### Stated task
Where a line contains the string "SERV", copy that line.

### Record set
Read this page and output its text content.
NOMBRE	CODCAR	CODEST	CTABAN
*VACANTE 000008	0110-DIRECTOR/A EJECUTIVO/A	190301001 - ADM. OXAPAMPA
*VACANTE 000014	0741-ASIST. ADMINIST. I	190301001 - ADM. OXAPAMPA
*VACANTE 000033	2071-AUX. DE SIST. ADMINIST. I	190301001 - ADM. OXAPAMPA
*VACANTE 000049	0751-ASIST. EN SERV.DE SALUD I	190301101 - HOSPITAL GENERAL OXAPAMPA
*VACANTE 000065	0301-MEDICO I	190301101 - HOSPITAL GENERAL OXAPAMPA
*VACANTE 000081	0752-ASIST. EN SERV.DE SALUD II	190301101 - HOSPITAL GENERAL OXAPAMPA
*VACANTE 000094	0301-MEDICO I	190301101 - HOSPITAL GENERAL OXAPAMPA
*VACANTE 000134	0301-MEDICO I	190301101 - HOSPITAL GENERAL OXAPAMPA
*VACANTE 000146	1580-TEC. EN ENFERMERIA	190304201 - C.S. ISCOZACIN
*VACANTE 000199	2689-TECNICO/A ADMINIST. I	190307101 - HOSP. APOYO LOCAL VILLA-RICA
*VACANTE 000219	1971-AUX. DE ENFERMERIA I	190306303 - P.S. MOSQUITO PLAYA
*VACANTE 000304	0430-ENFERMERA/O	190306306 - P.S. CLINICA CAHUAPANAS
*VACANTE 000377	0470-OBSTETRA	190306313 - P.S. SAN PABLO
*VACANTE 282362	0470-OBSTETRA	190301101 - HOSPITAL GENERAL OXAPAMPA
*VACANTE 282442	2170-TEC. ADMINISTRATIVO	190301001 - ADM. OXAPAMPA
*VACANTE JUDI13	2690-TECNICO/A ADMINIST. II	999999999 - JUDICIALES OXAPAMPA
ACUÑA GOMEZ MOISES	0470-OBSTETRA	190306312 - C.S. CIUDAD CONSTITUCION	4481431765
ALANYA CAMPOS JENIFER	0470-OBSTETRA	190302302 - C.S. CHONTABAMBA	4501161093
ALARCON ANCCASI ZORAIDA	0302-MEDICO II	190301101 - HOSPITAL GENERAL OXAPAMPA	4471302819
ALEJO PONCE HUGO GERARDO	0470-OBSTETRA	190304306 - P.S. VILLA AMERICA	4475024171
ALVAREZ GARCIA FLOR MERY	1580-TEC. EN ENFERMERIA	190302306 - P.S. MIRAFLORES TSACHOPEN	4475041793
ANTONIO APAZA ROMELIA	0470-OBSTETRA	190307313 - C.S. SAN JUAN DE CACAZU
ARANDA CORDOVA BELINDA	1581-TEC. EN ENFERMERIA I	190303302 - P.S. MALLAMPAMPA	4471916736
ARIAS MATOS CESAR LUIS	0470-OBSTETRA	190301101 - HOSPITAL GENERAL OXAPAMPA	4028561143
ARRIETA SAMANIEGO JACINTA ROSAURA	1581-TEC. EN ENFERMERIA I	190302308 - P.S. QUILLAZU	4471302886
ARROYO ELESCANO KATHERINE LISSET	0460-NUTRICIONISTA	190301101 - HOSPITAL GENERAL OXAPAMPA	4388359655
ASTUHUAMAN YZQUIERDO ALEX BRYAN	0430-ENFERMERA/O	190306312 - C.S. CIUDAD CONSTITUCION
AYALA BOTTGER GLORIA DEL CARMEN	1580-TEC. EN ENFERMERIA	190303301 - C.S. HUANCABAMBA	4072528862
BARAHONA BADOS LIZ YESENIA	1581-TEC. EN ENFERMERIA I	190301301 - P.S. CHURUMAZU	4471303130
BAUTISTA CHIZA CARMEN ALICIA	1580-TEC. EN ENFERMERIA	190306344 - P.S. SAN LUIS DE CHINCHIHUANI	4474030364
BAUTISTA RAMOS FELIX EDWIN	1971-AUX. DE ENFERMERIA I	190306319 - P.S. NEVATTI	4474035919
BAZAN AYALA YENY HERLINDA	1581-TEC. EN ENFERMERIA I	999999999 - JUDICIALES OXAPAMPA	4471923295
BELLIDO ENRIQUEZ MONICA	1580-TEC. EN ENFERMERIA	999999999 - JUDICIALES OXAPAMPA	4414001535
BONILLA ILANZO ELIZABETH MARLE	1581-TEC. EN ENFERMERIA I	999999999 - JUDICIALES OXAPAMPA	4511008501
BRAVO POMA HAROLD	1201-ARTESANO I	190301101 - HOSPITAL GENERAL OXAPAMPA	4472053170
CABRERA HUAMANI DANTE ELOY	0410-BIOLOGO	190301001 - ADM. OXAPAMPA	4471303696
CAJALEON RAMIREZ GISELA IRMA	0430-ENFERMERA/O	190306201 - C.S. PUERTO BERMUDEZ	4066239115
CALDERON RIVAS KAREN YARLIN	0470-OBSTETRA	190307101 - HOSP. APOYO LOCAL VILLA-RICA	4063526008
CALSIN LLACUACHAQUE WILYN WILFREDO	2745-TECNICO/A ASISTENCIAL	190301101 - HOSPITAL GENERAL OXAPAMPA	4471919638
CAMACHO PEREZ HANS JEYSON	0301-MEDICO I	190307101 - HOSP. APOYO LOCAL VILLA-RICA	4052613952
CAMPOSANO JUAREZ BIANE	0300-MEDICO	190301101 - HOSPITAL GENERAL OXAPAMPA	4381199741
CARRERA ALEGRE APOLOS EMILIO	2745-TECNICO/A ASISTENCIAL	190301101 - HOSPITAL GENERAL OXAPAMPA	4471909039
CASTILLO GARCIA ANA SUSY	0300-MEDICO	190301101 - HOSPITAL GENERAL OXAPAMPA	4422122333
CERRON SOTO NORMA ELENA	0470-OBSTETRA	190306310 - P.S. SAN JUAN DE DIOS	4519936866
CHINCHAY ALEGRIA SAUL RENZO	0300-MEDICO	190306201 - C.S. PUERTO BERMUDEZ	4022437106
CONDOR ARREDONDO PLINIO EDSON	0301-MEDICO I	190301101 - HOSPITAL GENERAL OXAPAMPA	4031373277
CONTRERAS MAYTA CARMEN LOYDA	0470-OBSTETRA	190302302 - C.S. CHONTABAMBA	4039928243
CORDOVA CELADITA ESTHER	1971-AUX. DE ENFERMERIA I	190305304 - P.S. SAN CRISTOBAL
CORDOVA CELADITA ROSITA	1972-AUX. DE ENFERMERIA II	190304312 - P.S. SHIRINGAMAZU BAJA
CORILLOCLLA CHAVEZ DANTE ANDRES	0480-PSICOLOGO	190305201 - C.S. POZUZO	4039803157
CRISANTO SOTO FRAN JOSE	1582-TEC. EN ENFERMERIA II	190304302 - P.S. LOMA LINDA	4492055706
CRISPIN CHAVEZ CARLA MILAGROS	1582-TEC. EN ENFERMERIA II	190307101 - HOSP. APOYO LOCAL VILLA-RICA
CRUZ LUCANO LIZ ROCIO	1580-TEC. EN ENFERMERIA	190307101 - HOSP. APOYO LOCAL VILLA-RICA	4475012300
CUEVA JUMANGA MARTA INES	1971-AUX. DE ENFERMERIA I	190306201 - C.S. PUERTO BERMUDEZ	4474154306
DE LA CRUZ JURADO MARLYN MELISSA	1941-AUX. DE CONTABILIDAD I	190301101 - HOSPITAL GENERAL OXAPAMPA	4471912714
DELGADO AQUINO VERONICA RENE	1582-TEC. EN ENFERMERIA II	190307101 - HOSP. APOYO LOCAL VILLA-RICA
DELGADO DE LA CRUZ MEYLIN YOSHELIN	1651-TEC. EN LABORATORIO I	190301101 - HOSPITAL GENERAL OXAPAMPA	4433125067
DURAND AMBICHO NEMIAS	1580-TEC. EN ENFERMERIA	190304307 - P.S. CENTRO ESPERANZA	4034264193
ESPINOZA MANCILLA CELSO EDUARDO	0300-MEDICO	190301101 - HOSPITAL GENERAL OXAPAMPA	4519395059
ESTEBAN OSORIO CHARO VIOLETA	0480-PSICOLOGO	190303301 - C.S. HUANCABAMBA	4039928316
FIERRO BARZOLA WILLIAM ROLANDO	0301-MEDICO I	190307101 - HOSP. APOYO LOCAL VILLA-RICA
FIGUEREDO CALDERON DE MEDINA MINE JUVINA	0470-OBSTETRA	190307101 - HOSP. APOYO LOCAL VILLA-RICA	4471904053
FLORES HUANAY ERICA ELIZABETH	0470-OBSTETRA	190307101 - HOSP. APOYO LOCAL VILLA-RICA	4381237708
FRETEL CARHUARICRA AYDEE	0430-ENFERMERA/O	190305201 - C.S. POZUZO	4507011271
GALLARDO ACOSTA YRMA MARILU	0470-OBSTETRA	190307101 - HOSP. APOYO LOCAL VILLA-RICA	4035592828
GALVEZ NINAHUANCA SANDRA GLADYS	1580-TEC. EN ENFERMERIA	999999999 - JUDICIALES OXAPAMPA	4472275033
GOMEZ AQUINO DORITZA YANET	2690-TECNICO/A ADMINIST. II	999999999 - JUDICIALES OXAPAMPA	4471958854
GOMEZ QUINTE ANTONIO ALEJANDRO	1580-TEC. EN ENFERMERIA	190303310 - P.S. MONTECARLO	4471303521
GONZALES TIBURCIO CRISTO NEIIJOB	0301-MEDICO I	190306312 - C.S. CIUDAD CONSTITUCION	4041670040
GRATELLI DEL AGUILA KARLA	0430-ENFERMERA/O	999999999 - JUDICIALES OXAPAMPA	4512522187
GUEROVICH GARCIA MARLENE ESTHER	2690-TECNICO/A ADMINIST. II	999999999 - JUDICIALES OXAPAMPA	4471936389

### Task output
*VACANTE 000049	0751-ASIST. EN SERV.DE SALUD I	190301101 - HOSPITAL GENERAL OXAPAMPA
*VACANTE 000081	0752-ASIST. EN SERV.DE SALUD II	190301101 - HOSPITAL GENERAL OXAPAMPA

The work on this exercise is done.